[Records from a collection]
** Begin **
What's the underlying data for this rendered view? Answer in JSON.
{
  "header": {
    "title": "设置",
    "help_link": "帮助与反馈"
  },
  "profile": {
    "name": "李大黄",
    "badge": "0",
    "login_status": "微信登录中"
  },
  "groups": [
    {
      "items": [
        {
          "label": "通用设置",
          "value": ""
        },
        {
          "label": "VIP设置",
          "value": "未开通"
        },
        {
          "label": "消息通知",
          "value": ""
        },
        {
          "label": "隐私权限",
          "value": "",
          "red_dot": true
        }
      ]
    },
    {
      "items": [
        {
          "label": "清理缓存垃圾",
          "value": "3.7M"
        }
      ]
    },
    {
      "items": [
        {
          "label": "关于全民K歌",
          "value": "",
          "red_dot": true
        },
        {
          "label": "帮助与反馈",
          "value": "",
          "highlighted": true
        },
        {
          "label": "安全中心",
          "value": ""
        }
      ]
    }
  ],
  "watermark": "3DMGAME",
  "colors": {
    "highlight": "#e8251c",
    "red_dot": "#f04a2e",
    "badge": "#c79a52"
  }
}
** End **
Aim of the exercise — Retype the entries exactly, including every line.

Result —
What's the underlying data for this rendered view? Answer in JSON.
{
  "header": {
    "title": "设置",
    "help_link": "帮助与反馈"
  },
  "profile": {
    "name": "李大黄",
    "badge": "0",
    "login_status": "微信登录中"
  },
  "groups": [
    {
      "items": [
        {
          "label": "通用设置",
          "value": ""
        },
        {
          "label": "VIP设置",
          "value": "未开通"
        },
        {
          "label": "消息通知",
          "value": ""
        },
        {
          "label": "隐私权限",
          "value": "",
          "red_dot": true
        }
      ]
    },
    {
      "items": [
        {
          "label": "清理缓存垃圾",
          "value": "3.7M"
        }
      ]
    },
    {
      "items": [
        {
          "label": "关于全民K歌",
          "value": "",
          "red_dot": true
        },
        {
          "label": "帮助与反馈",
          "value": "",
          "highlighted": true
        },
        {
          "label": "安全中心",
          "value": ""
        }
      ]
    }
  ],
  "watermark": "3DMGAME",
  "colors": {
    "highlight": "#e8251c",
    "red_dot": "#f04a2e",
    "badge": "#c79a52"
  }
}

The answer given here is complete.